Across the entries below, how many lines contain the word "rouge"? Give the number alone.

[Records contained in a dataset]
⟨

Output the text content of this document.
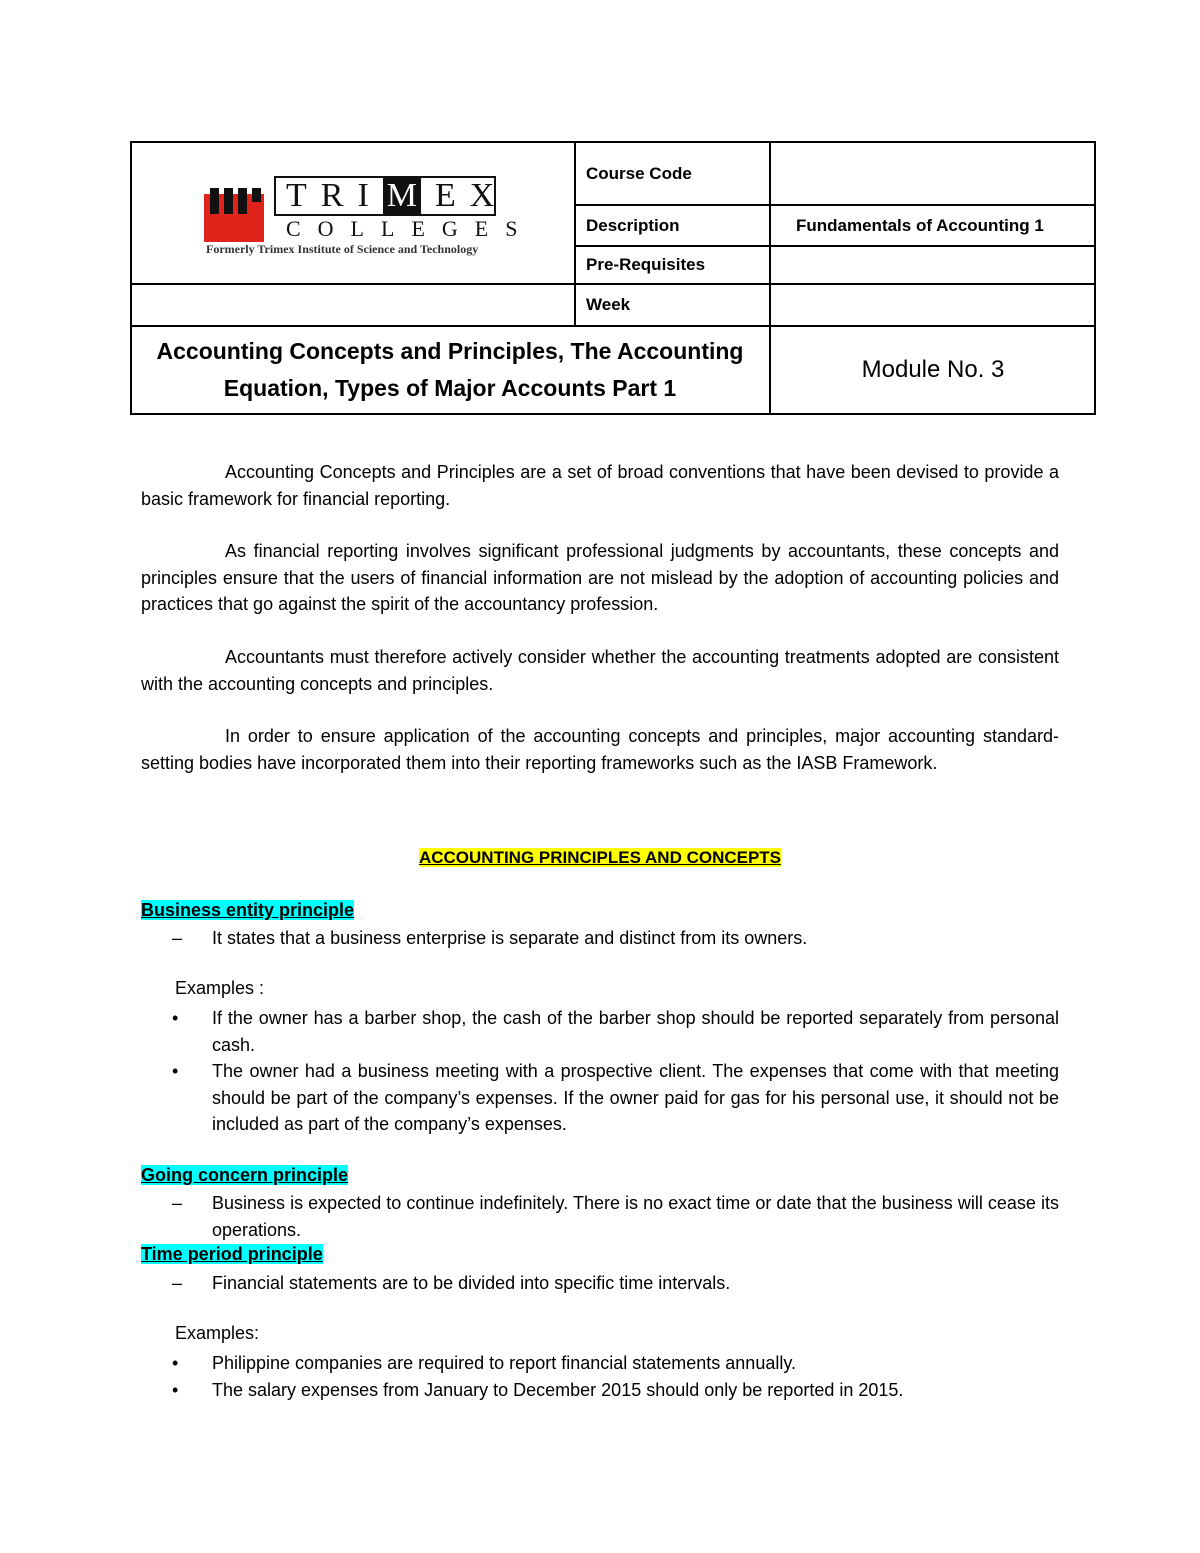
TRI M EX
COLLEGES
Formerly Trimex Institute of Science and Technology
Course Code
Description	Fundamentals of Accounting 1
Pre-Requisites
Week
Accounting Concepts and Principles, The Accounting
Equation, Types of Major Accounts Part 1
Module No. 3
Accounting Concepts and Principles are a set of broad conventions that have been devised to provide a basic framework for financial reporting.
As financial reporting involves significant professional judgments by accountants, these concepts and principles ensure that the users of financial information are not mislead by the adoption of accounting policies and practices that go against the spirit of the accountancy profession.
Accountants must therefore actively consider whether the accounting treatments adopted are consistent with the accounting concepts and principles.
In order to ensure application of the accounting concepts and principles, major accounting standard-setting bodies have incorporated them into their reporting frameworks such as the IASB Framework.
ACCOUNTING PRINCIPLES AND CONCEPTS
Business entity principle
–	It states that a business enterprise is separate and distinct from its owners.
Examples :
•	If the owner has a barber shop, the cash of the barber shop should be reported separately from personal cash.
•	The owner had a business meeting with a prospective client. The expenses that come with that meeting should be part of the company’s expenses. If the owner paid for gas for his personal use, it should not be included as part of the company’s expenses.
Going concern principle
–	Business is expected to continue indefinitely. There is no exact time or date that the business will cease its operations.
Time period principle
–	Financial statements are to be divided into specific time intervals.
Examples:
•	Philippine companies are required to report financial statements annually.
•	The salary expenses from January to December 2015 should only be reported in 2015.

⟩
⟨

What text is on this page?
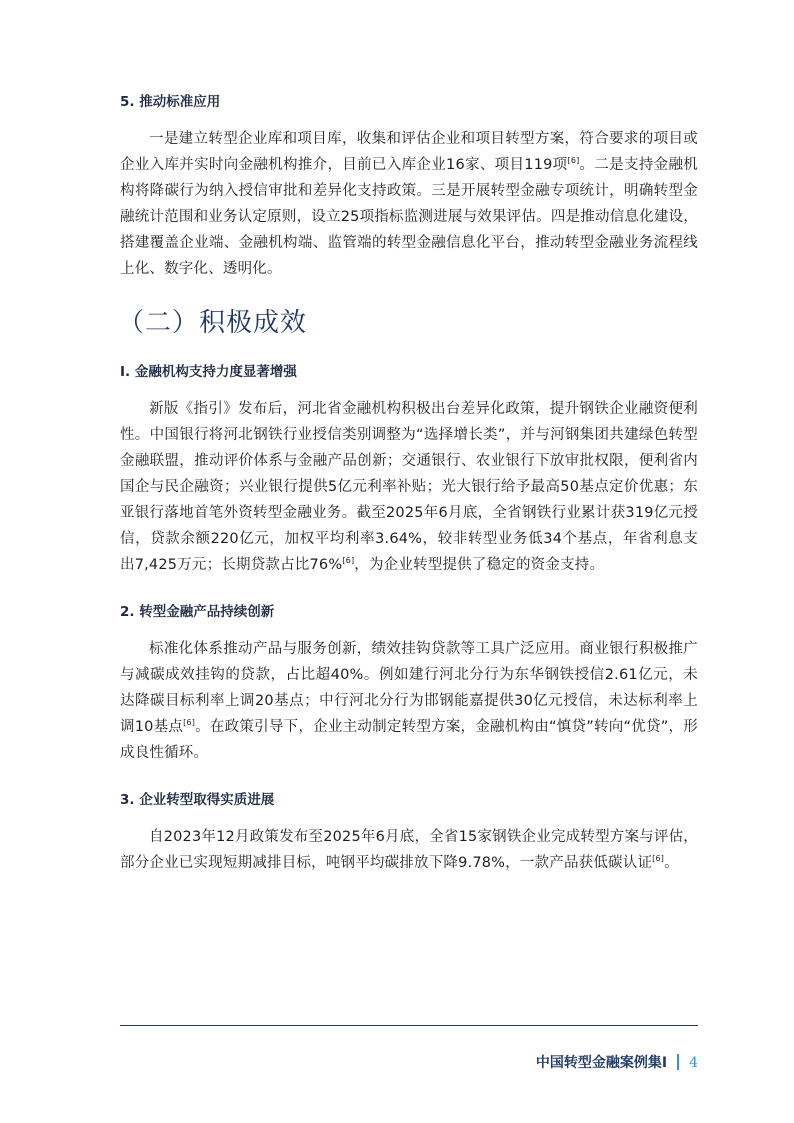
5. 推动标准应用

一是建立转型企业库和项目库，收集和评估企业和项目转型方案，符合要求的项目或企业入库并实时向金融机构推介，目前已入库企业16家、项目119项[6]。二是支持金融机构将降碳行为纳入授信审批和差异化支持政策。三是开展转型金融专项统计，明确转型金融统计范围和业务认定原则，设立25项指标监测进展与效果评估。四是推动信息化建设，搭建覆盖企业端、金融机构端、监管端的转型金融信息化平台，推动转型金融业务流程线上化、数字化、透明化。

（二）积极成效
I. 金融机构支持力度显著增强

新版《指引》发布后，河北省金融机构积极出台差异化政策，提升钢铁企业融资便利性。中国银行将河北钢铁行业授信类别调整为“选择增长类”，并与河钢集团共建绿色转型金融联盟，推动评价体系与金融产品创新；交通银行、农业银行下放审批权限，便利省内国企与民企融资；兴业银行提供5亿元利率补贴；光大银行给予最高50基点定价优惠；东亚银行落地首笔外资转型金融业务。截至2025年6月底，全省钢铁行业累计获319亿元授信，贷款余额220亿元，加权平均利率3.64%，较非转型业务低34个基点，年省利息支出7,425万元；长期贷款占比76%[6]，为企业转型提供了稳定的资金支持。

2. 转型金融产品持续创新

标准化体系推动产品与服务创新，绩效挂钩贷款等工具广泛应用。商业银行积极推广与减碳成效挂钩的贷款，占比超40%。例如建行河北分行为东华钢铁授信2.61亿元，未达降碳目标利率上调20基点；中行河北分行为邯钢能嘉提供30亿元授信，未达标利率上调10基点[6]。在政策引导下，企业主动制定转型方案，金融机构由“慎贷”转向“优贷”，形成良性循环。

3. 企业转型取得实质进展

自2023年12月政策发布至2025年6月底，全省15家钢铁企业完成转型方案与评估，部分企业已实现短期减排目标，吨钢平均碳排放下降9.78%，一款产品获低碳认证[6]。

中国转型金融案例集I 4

⟩
⟨

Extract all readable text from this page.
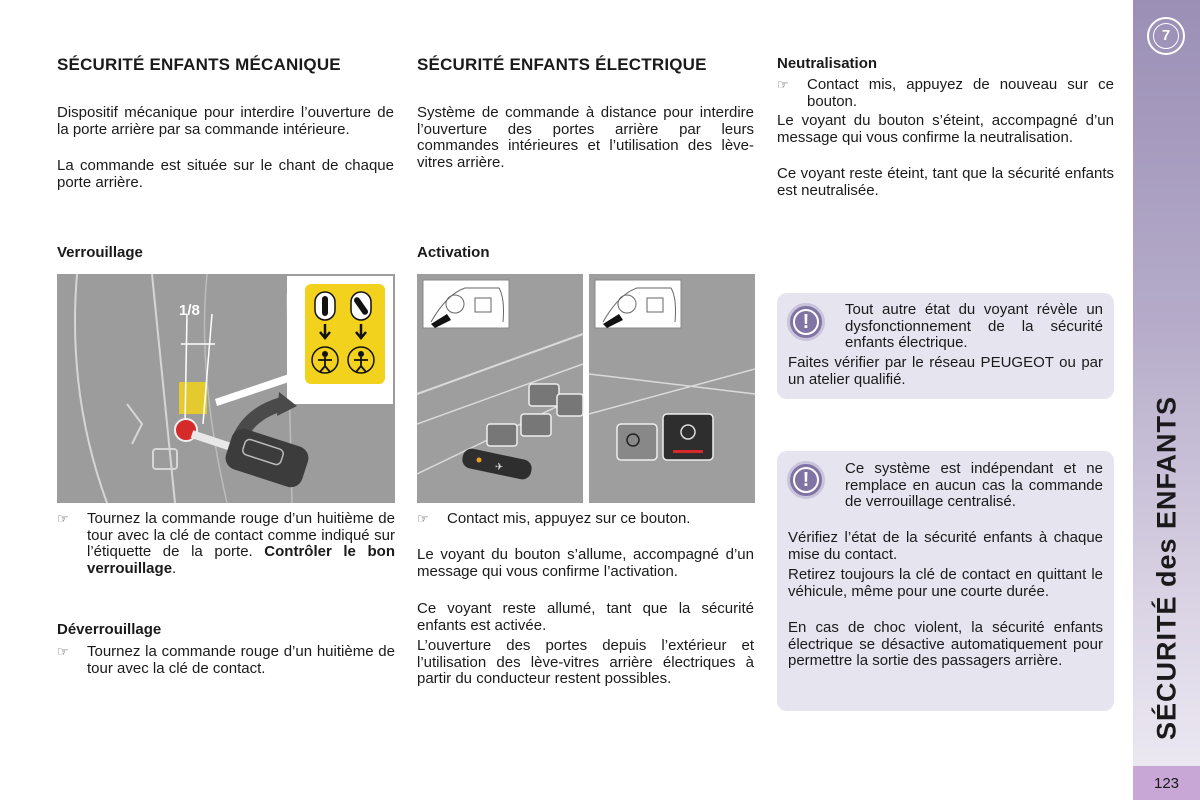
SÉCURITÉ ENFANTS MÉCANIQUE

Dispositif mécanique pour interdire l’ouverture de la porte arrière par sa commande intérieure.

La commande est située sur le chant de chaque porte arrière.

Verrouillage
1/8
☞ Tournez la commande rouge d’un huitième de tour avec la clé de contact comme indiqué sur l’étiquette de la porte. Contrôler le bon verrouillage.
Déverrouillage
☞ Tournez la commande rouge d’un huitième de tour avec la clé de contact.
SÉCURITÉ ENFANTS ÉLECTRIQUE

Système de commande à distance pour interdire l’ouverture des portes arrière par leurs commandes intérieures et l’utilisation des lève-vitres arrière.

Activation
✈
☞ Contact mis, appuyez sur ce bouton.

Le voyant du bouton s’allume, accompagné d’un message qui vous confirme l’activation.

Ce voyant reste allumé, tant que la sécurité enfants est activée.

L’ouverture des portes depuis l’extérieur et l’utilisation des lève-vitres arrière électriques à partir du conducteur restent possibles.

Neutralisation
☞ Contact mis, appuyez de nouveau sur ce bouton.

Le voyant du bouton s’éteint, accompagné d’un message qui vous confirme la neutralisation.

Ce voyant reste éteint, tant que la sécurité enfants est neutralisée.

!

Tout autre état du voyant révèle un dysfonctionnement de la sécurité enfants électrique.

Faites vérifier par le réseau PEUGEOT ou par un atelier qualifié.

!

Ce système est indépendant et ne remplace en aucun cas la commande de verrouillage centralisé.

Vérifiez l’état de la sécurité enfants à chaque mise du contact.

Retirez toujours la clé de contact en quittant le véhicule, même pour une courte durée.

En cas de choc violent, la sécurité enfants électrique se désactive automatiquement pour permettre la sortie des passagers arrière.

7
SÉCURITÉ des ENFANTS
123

⟩

§ ANSWER FOR THE TASK: 2